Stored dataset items
________________________
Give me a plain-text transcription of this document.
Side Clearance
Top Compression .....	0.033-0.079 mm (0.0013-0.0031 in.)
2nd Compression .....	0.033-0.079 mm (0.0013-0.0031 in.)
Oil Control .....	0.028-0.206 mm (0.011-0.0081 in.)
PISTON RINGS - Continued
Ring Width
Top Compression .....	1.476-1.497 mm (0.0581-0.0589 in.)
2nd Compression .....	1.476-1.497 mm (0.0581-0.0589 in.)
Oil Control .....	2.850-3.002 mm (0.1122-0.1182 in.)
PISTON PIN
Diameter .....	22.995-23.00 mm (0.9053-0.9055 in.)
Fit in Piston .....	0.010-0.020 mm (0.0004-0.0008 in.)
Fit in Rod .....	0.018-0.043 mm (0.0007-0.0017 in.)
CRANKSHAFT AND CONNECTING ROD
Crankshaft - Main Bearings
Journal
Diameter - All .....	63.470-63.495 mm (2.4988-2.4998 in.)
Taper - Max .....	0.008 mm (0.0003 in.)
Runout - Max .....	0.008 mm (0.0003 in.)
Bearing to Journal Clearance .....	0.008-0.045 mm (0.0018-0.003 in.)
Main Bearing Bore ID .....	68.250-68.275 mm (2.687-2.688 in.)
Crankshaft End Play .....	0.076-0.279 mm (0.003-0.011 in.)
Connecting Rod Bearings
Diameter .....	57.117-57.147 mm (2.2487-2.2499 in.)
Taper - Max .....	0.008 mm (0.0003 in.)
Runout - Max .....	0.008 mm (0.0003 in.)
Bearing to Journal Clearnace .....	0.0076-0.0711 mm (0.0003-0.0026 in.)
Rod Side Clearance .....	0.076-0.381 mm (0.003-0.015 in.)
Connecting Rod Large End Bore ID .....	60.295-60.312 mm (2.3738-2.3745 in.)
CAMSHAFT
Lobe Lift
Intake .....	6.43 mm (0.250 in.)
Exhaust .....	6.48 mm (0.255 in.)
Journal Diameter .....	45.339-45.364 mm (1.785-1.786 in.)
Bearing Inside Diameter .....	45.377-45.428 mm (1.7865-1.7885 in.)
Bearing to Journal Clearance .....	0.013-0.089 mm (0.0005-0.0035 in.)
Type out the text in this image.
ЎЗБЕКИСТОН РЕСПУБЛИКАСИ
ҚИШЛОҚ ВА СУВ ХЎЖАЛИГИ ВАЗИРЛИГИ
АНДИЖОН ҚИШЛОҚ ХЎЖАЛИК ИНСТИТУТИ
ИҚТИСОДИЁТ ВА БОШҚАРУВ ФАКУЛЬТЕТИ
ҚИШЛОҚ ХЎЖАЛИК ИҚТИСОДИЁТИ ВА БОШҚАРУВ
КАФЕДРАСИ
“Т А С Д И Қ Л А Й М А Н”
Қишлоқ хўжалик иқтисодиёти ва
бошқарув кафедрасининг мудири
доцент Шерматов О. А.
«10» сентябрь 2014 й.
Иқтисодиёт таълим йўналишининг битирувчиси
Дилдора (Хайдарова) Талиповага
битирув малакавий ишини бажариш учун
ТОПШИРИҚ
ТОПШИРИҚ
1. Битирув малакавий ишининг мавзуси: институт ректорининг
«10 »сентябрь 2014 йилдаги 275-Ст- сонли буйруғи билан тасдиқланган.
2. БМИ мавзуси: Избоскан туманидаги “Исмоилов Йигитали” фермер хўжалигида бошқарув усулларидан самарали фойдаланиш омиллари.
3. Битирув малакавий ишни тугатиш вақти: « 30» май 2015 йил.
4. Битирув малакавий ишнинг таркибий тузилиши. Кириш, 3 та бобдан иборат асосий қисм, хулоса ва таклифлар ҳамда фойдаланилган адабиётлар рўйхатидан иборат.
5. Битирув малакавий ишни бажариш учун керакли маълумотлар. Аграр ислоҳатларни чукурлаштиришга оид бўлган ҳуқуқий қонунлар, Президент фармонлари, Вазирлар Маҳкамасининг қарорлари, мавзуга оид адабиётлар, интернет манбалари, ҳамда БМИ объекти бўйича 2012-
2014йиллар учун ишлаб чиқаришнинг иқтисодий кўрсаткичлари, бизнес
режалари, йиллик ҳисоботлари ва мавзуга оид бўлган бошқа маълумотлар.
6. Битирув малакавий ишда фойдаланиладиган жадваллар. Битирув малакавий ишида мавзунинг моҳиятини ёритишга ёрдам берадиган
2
________________________
Transcribe the records above exactly as they appear.

ANSWER TO THIS PROBLEM –
Give me a plain-text transcription of this document.
Side Clearance
Top Compression .....	0.033-0.079 mm (0.0013-0.0031 in.)
2nd Compression .....	0.033-0.079 mm (0.0013-0.0031 in.)
Oil Control .....	0.028-0.206 mm (0.011-0.0081 in.)
PISTON RINGS - Continued
Ring Width
Top Compression .....	1.476-1.497 mm (0.0581-0.0589 in.)
2nd Compression .....	1.476-1.497 mm (0.0581-0.0589 in.)
Oil Control .....	2.850-3.002 mm (0.1122-0.1182 in.)
PISTON PIN
Diameter .....	22.995-23.00 mm (0.9053-0.9055 in.)
Fit in Piston .....	0.010-0.020 mm (0.0004-0.0008 in.)
Fit in Rod .....	0.018-0.043 mm (0.0007-0.0017 in.)
CRANKSHAFT AND CONNECTING ROD
Crankshaft - Main Bearings
Journal
Diameter - All .....	63.470-63.495 mm (2.4988-2.4998 in.)
Taper - Max .....	0.008 mm (0.0003 in.)
Runout - Max .....	0.008 mm (0.0003 in.)
Bearing to Journal Clearance .....	0.008-0.045 mm (0.0018-0.003 in.)
Main Bearing Bore ID .....	68.250-68.275 mm (2.687-2.688 in.)
Crankshaft End Play .....	0.076-0.279 mm (0.003-0.011 in.)
Connecting Rod Bearings
Diameter .....	57.117-57.147 mm (2.2487-2.2499 in.)
Taper - Max .....	0.008 mm (0.0003 in.)
Runout - Max .....	0.008 mm (0.0003 in.)
Bearing to Journal Clearnace .....	0.0076-0.0711 mm (0.0003-0.0026 in.)
Rod Side Clearance .....	0.076-0.381 mm (0.003-0.015 in.)
Connecting Rod Large End Bore ID .....	60.295-60.312 mm (2.3738-2.3745 in.)
CAMSHAFT
Lobe Lift
Intake .....	6.43 mm (0.250 in.)
Exhaust .....	6.48 mm (0.255 in.)
Journal Diameter .....	45.339-45.364 mm (1.785-1.786 in.)
Bearing Inside Diameter .....	45.377-45.428 mm (1.7865-1.7885 in.)
Bearing to Journal Clearance .....	0.013-0.089 mm (0.0005-0.0035 in.)
Type out the text in this image.
ЎЗБЕКИСТОН РЕСПУБЛИКАСИ
ҚИШЛОҚ ВА СУВ ХЎЖАЛИГИ ВАЗИРЛИГИ
АНДИЖОН ҚИШЛОҚ ХЎЖАЛИК ИНСТИТУТИ
ИҚТИСОДИЁТ ВА БОШҚАРУВ ФАКУЛЬТЕТИ
ҚИШЛОҚ ХЎЖАЛИК ИҚТИСОДИЁТИ ВА БОШҚАРУВ
КАФЕДРАСИ
“Т А С Д И Қ Л А Й М А Н”
Қишлоқ хўжалик иқтисодиёти ва
бошқарув кафедрасининг мудири
доцент Шерматов О. А.
«10» сентябрь 2014 й.
Иқтисодиёт таълим йўналишининг битирувчиси
Дилдора (Хайдарова) Талиповага
битирув малакавий ишини бажариш учун
ТОПШИРИҚ
ТОПШИРИҚ
1. Битирув малакавий ишининг мавзуси: институт ректорининг
«10 »сентябрь 2014 йилдаги 275-Ст- сонли буйруғи билан тасдиқланган.
2. БМИ мавзуси: Избоскан туманидаги “Исмоилов Йигитали” фермер хўжалигида бошқарув усулларидан самарали фойдаланиш омиллари.
3. Битирув малакавий ишни тугатиш вақти: « 30» май 2015 йил.
4. Битирув малакавий ишнинг таркибий тузилиши. Кириш, 3 та бобдан иборат асосий қисм, хулоса ва таклифлар ҳамда фойдаланилган адабиётлар рўйхатидан иборат.
5. Битирув малакавий ишни бажариш учун керакли маълумотлар. Аграр ислоҳатларни чукурлаштиришга оид бўлган ҳуқуқий қонунлар, Президент фармонлари, Вазирлар Маҳкамасининг қарорлари, мавзуга оид адабиётлар, интернет манбалари, ҳамда БМИ объекти бўйича 2012-
2014йиллар учун ишлаб чиқаришнинг иқтисодий кўрсаткичлари, бизнес
режалари, йиллик ҳисоботлари ва мавзуга оид бўлган бошқа маълумотлар.
6. Битирув малакавий ишда фойдаланиладиган жадваллар. Битирув малакавий ишида мавзунинг моҳиятини ёритишга ёрдам берадиган
2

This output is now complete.